PROBLEM TO WORK ON: Gather every line that includes the word "Maccaffertium", please.

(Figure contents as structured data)

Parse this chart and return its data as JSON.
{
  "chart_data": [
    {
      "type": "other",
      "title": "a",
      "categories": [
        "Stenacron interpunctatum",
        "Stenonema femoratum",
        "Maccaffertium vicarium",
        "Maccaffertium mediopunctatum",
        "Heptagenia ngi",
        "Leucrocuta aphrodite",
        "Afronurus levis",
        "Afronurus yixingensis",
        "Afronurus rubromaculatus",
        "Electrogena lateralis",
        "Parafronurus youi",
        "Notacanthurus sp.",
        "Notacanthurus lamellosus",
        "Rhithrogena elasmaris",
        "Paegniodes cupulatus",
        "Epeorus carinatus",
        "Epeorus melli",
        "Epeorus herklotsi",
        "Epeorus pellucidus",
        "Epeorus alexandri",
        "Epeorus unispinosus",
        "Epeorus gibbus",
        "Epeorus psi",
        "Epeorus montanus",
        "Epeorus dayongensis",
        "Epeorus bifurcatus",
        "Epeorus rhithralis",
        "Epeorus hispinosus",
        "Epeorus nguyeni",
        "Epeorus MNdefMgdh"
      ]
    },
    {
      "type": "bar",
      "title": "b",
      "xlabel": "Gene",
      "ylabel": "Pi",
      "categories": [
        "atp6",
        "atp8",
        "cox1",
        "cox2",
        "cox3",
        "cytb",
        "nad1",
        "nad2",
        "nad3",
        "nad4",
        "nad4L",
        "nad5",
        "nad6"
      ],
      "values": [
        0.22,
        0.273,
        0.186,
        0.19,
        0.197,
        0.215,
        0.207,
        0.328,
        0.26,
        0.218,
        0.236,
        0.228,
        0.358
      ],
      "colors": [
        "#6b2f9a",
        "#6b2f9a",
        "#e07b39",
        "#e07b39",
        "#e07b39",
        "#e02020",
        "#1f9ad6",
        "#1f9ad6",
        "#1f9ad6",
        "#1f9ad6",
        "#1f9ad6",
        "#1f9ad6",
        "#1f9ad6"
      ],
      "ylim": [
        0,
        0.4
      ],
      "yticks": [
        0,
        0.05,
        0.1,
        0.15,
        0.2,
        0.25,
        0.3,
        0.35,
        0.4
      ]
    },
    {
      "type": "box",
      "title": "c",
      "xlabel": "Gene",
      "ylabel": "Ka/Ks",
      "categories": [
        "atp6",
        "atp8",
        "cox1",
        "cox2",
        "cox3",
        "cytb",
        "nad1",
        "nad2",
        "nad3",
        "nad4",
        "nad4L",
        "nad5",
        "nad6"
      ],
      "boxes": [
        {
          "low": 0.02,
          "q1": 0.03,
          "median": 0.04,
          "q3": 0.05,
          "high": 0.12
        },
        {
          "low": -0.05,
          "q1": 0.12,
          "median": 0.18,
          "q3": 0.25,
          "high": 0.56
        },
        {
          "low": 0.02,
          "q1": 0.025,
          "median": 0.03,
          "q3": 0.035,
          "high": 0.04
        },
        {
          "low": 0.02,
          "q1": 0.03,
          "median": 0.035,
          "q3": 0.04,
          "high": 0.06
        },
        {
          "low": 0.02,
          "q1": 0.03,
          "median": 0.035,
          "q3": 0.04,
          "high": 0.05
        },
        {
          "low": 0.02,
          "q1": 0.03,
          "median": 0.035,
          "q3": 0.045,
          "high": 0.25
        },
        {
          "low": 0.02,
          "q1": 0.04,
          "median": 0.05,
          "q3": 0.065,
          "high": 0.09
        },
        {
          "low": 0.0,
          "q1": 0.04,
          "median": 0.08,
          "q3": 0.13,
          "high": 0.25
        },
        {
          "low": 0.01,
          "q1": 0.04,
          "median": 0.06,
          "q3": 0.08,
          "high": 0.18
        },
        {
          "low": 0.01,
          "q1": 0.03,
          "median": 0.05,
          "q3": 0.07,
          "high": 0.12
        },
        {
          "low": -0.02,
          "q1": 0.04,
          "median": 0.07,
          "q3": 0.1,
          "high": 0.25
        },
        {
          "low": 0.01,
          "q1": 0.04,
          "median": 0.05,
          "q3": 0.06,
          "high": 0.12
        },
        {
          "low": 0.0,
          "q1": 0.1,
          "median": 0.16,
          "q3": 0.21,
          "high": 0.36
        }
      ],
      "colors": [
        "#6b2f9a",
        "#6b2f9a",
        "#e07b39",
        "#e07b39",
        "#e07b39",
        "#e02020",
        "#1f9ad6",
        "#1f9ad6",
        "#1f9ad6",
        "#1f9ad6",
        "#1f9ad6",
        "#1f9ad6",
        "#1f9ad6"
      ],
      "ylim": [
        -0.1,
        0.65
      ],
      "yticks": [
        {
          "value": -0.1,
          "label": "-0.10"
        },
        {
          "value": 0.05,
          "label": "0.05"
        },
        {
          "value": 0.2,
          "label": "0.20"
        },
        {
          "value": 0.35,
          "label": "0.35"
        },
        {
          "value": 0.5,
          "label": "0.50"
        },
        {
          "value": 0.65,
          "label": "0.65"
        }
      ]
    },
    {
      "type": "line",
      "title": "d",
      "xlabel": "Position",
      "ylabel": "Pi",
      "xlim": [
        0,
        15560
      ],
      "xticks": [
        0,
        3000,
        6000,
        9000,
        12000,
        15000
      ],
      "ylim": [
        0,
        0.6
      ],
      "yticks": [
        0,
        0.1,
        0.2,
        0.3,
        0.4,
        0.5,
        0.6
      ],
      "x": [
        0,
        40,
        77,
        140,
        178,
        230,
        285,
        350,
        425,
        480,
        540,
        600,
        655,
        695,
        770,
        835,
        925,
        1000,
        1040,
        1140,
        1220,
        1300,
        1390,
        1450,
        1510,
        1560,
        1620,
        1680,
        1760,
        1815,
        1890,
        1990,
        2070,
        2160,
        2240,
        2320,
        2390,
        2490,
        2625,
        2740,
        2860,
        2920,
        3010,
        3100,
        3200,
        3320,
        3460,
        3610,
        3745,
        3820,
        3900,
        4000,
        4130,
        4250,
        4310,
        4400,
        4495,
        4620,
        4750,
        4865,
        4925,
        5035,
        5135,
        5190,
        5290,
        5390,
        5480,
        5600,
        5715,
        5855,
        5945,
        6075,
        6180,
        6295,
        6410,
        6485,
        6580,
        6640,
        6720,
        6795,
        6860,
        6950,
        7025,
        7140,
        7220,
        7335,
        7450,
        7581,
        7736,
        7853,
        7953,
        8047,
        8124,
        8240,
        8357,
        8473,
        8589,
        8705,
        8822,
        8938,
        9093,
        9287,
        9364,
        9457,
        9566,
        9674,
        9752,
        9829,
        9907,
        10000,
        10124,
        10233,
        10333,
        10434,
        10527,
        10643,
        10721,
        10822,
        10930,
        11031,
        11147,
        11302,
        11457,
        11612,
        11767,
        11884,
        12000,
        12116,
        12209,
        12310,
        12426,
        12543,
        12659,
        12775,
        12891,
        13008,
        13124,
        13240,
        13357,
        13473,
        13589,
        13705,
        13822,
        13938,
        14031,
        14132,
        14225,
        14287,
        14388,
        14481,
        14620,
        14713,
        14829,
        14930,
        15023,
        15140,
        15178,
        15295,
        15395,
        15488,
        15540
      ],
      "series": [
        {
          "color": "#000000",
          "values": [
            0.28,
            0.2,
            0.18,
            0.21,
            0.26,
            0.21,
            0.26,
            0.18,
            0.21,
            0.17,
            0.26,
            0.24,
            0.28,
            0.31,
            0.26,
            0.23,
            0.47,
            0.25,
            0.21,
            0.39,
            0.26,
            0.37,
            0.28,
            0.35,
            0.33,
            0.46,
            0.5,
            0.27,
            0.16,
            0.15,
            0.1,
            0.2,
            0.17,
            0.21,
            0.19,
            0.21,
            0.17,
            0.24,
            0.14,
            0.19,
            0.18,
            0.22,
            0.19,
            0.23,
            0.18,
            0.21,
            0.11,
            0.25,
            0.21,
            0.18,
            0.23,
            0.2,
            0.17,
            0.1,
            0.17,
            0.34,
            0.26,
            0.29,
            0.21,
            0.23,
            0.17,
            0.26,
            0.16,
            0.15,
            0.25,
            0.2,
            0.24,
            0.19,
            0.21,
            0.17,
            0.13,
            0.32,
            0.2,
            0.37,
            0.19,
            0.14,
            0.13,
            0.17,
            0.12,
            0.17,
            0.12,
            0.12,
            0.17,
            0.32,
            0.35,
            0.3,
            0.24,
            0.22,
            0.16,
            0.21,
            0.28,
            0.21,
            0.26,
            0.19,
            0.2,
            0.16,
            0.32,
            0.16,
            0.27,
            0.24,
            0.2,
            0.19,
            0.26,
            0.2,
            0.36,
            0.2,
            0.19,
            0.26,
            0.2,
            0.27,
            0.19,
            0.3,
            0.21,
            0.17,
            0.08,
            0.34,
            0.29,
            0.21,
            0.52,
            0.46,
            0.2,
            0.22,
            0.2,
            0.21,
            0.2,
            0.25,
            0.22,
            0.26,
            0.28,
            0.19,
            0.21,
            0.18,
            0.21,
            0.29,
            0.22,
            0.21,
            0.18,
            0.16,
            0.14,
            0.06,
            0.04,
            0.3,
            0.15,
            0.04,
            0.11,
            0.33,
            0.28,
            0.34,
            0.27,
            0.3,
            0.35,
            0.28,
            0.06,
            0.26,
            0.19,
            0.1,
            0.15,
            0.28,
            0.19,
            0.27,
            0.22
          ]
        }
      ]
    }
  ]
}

RESPONSE FOR THIS EXERCISE:
        "Maccaffertium vicarium",
        "Maccaffertium mediopunctatum",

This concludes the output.